Your goal:
Scan the material for the word "contento", and copy each line where it shows up.
## START
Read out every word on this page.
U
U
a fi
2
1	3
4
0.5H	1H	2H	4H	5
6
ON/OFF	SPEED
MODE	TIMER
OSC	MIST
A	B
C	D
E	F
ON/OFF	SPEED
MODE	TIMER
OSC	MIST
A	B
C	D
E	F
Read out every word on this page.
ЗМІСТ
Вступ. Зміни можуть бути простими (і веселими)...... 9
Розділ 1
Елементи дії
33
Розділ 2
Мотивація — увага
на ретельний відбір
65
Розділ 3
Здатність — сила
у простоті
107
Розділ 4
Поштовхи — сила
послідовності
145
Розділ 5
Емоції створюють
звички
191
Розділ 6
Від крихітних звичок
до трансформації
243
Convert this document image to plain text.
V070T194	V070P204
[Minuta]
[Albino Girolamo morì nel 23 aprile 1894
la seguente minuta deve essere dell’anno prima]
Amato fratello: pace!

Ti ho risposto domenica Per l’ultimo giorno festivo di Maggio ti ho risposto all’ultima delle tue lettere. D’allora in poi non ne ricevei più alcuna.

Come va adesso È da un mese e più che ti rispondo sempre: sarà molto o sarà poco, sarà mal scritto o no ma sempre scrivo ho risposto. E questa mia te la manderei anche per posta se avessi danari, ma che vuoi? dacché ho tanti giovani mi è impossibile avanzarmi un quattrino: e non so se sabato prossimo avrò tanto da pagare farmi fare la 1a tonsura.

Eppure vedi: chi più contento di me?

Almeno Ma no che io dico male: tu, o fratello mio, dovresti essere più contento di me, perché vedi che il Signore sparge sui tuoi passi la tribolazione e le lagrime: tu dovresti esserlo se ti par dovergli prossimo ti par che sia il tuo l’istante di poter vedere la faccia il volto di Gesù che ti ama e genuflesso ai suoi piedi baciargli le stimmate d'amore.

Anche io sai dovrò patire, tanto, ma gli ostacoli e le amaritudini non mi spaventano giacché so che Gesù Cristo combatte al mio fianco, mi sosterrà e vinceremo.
## END
Answer for the task:
Eppure vedi: chi più contento di me?
Almeno Ma no che io dico male: tu, o fratello mio, dovresti essere più contento di me, perché vedi che il Signore sparge sui tuoi passi la tribolazione e le lagrime: tu dovresti esserlo se ti par dovergli prossimo ti par che sia il tuo l’istante di poter vedere la faccia il volto di Gesù che ti ama e genuflesso ai suoi piedi baciargli le stimmate d'amore.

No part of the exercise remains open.